** BEGIN EXCERPTED RECORDS **

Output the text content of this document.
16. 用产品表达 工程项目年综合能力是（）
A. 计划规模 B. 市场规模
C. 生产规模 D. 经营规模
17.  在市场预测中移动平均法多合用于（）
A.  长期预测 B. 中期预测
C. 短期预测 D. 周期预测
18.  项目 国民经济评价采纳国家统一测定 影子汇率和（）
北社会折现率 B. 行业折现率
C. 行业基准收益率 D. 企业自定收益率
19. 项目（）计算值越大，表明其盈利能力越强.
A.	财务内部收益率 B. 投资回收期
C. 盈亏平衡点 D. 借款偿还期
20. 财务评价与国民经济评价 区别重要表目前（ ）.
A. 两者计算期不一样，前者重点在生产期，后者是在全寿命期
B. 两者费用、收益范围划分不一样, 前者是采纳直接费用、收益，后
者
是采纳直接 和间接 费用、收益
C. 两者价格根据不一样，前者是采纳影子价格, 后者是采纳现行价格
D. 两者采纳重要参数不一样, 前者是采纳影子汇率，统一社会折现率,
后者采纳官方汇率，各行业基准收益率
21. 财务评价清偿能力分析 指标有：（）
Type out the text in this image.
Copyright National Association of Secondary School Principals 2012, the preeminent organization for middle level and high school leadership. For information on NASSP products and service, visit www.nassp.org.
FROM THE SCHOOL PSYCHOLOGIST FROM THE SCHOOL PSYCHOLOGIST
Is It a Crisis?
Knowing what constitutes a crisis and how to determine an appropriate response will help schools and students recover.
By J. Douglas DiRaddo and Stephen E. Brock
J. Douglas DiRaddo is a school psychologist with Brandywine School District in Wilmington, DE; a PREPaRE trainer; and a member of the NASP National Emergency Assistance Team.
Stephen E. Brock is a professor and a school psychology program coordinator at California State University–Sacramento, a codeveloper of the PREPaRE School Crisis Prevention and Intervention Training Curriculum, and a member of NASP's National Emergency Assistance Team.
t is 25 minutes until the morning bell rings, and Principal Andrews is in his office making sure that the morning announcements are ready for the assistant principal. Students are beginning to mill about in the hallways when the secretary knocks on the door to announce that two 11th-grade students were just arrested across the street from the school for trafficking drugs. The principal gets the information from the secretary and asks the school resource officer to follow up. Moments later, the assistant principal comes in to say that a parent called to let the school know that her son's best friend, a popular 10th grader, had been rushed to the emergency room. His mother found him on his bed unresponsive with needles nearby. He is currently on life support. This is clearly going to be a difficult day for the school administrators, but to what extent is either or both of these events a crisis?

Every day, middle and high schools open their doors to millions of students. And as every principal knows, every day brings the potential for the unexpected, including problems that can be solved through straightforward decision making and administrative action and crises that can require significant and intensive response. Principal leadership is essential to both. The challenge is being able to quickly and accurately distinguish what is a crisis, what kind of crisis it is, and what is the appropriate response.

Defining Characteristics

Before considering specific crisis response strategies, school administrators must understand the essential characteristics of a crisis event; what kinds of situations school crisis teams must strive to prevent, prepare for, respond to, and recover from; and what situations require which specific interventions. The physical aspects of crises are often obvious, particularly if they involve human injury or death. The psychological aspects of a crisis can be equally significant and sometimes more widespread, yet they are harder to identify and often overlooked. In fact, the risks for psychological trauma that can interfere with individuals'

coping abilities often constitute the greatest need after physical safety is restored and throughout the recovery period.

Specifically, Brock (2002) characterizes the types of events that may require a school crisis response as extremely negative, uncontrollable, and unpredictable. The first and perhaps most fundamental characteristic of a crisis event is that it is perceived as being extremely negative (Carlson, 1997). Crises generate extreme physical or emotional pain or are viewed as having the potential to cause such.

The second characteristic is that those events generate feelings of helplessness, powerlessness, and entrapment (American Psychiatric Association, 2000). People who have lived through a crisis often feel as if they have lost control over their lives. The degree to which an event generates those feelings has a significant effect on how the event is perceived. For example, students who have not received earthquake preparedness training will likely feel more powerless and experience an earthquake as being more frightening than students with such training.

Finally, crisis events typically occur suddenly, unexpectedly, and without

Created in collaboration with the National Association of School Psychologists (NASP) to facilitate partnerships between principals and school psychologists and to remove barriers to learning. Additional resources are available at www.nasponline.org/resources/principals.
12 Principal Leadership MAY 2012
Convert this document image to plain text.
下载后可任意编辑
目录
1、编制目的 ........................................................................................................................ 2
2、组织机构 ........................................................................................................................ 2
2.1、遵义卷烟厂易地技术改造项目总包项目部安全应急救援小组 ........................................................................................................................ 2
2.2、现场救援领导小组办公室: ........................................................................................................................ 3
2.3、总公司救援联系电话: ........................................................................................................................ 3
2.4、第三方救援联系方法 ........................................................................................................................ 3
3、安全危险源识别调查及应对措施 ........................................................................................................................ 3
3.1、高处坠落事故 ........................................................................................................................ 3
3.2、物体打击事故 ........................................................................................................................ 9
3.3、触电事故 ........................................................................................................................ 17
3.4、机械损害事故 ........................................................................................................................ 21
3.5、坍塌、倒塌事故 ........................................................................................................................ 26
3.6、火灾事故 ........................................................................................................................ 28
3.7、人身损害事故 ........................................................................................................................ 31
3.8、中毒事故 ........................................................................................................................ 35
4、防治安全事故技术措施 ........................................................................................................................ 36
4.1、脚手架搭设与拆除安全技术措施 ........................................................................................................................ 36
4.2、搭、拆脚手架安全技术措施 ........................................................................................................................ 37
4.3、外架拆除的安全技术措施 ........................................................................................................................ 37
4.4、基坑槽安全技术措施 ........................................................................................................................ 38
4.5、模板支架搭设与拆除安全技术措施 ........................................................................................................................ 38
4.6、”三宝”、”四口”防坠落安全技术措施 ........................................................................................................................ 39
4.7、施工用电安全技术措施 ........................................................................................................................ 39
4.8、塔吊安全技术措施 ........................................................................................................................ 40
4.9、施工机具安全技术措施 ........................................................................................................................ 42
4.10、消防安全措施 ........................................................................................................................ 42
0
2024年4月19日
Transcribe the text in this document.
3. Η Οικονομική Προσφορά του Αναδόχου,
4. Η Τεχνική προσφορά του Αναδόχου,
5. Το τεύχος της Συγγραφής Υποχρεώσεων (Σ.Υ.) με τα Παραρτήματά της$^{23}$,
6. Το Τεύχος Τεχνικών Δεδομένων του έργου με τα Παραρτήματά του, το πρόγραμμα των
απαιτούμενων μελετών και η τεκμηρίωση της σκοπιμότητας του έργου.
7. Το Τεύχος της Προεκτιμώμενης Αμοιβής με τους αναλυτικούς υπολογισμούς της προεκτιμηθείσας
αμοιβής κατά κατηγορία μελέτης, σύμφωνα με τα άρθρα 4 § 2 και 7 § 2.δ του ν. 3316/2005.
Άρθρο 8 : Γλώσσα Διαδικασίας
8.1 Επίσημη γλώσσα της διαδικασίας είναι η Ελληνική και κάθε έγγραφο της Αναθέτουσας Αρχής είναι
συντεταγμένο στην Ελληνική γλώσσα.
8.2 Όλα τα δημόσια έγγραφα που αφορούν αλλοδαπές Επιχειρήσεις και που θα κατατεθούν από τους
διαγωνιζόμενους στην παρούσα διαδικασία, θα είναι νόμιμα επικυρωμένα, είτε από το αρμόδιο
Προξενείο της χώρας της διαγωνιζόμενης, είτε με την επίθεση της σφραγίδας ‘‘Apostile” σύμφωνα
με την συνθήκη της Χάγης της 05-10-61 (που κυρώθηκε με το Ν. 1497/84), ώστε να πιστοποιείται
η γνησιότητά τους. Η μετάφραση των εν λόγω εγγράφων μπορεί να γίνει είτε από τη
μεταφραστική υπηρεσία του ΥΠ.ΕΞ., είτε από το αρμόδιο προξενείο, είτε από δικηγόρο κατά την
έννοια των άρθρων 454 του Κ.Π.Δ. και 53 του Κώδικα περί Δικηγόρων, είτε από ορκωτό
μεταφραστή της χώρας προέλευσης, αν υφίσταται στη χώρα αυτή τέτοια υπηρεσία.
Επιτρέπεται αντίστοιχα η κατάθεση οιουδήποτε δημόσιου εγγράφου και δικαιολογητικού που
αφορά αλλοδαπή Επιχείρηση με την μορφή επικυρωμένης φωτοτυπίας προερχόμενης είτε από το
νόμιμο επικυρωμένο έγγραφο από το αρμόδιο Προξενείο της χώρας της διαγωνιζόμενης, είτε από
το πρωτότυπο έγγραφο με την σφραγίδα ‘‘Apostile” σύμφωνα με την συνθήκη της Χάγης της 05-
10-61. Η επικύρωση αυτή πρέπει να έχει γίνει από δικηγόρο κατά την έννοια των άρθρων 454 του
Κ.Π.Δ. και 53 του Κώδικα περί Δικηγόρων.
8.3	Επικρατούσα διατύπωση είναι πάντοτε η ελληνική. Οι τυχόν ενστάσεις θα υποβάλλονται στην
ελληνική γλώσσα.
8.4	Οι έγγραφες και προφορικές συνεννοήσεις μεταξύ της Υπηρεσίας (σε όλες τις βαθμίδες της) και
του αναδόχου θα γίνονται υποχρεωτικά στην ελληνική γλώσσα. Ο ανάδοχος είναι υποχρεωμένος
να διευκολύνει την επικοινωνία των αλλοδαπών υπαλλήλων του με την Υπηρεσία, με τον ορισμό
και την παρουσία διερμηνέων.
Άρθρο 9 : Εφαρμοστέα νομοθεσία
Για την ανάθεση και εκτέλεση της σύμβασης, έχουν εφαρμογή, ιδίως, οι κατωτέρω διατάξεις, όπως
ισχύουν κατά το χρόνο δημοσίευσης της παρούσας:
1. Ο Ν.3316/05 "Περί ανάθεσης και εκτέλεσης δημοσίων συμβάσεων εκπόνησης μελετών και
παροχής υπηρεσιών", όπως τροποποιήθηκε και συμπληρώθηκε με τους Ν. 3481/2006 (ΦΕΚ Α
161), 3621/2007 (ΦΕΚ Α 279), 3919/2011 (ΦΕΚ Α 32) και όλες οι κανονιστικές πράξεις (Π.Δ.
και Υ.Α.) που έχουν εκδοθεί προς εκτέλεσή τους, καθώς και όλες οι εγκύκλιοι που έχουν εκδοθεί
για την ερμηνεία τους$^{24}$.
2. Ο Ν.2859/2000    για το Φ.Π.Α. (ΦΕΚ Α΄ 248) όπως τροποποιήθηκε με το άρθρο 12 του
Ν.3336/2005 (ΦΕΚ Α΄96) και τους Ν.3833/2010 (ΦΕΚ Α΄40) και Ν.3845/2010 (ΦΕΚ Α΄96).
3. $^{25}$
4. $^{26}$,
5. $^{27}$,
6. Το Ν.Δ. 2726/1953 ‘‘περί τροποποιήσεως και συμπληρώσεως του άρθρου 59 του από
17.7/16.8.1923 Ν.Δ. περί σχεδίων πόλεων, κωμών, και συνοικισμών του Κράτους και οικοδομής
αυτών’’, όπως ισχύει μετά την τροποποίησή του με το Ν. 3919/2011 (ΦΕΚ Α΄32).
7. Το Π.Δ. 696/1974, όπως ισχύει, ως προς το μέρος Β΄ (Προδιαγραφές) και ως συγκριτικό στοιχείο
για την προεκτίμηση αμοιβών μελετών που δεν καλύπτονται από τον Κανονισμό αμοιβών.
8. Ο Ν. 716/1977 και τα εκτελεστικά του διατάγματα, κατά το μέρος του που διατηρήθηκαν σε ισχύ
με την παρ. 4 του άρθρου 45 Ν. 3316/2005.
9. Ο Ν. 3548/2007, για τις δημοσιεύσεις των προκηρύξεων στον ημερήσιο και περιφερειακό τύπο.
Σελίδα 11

** END EXCERPTED RECORDS **

TASK PROMPT
Please list every line of the records that contains "image".

WRITTEN RESPONSE
Type out the text in this image.
Convert this document image to plain text.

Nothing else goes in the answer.